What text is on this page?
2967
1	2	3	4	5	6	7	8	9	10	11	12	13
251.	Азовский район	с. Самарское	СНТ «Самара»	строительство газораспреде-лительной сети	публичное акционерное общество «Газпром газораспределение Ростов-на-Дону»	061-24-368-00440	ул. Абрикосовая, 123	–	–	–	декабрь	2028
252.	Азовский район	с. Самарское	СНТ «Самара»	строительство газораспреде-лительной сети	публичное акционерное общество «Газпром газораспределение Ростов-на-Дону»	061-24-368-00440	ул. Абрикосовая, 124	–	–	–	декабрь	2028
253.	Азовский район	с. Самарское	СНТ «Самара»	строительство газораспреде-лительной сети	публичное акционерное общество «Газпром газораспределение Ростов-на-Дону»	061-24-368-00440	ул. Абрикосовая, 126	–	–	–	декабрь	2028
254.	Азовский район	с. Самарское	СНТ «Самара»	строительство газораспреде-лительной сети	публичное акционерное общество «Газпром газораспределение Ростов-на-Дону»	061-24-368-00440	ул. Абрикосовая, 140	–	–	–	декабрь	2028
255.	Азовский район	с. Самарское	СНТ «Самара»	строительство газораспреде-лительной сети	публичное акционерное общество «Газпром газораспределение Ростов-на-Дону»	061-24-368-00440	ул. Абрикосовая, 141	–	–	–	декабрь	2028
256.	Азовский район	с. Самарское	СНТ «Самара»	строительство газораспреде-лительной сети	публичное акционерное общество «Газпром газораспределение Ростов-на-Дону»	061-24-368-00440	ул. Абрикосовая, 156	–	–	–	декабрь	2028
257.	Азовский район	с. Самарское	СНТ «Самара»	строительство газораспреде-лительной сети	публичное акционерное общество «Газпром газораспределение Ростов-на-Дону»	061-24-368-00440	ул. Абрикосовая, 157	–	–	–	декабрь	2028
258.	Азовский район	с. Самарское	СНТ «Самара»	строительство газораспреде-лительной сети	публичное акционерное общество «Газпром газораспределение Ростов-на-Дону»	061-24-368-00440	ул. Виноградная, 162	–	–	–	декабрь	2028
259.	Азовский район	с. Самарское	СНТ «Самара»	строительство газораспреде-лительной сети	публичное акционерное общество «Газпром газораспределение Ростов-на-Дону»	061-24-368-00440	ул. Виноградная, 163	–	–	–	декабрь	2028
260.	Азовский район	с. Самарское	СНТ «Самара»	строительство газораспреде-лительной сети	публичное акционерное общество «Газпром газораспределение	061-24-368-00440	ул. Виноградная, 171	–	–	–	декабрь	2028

┄┄┄┄┄┄┄┄┄┄┄┄┄┄┄┄┄┄┄┄

- _Task to carry out_
Read the data above and pull out each line that holds the string "Виноградная".

- _The completed task_
258.	Азовский район	с. Самарское	СНТ «Самара»	строительство газораспреде-лительной сети	публичное акционерное общество «Газпром газораспределение Ростов-на-Дону»	061-24-368-00440	ул. Виноградная, 162	–	–	–	декабрь	2028
259.	Азовский район	с. Самарское	СНТ «Самара»	строительство газораспреде-лительной сети	публичное акционерное общество «Газпром газораспределение Ростов-на-Дону»	061-24-368-00440	ул. Виноградная, 163	–	–	–	декабрь	2028
260.	Азовский район	с. Самарское	СНТ «Самара»	строительство газораспреде-лительной сети	публичное акционерное общество «Газпром газораспределение	061-24-368-00440	ул. Виноградная, 171	–	–	–	декабрь	2028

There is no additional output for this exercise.